-- EXERCISE INSTRUCTIONS --
Identify and pull out each line of the entries in which "تعداد" occurs.

::::::::::

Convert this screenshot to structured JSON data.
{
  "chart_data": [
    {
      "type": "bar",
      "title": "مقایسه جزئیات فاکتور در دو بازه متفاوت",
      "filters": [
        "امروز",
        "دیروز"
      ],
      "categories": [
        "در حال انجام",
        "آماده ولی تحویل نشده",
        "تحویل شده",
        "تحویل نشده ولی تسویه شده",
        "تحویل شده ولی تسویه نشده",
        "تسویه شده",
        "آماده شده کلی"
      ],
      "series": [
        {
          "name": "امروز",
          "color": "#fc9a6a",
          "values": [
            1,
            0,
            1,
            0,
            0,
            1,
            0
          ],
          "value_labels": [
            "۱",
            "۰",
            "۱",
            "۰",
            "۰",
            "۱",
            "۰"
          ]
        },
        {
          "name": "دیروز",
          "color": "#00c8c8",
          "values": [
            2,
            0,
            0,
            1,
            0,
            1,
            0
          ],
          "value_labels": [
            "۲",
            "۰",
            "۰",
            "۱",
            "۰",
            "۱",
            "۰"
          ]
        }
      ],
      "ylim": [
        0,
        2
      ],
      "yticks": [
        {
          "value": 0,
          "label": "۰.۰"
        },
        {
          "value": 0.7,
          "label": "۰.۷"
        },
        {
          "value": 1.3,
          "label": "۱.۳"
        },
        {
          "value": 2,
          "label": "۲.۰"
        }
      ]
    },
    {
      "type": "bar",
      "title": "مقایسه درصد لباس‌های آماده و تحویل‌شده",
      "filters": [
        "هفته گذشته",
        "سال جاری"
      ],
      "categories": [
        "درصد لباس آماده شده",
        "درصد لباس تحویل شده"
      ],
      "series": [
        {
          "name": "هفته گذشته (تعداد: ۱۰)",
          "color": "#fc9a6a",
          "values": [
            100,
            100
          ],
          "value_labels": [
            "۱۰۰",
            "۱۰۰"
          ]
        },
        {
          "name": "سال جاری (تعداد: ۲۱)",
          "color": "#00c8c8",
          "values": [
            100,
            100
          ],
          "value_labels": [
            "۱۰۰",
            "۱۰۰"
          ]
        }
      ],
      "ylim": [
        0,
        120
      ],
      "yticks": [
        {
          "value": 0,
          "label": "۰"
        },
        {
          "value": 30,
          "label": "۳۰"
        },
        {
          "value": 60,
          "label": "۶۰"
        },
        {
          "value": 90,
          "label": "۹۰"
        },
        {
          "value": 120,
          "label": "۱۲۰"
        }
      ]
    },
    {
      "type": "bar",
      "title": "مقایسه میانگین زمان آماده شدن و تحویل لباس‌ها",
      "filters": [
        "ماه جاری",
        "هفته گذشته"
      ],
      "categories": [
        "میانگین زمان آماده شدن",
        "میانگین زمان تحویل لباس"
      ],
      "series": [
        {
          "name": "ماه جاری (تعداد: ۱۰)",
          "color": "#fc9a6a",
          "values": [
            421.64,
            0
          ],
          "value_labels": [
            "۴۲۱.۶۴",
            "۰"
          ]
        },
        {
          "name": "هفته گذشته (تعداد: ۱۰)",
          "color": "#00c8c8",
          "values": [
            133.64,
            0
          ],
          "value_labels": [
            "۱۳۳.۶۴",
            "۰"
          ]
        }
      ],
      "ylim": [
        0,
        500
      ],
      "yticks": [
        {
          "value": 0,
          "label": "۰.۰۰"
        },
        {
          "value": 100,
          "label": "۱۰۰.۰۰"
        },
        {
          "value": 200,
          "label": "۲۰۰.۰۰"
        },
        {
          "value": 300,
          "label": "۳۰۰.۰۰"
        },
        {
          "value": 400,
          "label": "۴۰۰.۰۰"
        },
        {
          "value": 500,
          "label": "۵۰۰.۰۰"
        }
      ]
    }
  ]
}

::::::::::

-- RESPONSE --
          "name": "هفته گذشته (تعداد: ۱۰)",
          "name": "سال جاری (تعداد: ۲۱)",
          "name": "ماه جاری (تعداد: ۱۰)",
          "name": "هفته گذشته (تعداد: ۱۰)",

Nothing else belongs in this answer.